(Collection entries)
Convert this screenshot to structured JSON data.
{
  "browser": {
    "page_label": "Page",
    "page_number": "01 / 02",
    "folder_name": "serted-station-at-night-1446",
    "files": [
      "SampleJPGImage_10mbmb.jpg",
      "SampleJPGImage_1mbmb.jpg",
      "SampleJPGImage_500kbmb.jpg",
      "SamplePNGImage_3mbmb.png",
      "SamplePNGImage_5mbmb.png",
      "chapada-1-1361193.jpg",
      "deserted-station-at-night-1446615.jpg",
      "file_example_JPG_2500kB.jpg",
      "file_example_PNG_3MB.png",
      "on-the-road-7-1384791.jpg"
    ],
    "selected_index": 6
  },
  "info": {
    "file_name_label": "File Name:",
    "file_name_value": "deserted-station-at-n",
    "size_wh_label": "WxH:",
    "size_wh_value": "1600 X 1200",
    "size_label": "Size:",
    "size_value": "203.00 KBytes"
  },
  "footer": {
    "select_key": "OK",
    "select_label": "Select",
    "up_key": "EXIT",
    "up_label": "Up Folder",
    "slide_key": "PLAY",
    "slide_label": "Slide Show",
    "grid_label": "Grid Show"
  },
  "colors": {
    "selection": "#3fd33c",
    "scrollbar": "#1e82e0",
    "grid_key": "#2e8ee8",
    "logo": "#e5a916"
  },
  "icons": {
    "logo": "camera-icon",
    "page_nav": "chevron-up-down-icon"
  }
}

### [WHAT THE TASK ASKS]
Produce an exact copy of every entry above.

### [FULL SOLUTION]
Convert this screenshot to structured JSON data.
{
  "browser": {
    "page_label": "Page",
    "page_number": "01 / 02",
    "folder_name": "serted-station-at-night-1446",
    "files": [
      "SampleJPGImage_10mbmb.jpg",
      "SampleJPGImage_1mbmb.jpg",
      "SampleJPGImage_500kbmb.jpg",
      "SamplePNGImage_3mbmb.png",
      "SamplePNGImage_5mbmb.png",
      "chapada-1-1361193.jpg",
      "deserted-station-at-night-1446615.jpg",
      "file_example_JPG_2500kB.jpg",
      "file_example_PNG_3MB.png",
      "on-the-road-7-1384791.jpg"
    ],
    "selected_index": 6
  },
  "info": {
    "file_name_label": "File Name:",
    "file_name_value": "deserted-station-at-n",
    "size_wh_label": "WxH:",
    "size_wh_value": "1600 X 1200",
    "size_label": "Size:",
    "size_value": "203.00 KBytes"
  },
  "footer": {
    "select_key": "OK",
    "select_label": "Select",
    "up_key": "EXIT",
    "up_label": "Up Folder",
    "slide_key": "PLAY",
    "slide_label": "Slide Show",
    "grid_label": "Grid Show"
  },
  "colors": {
    "selection": "#3fd33c",
    "scrollbar": "#1e82e0",
    "grid_key": "#2e8ee8",
    "logo": "#e5a916"
  },
  "icons": {
    "logo": "camera-icon",
    "page_nav": "chevron-up-down-icon"
  }
}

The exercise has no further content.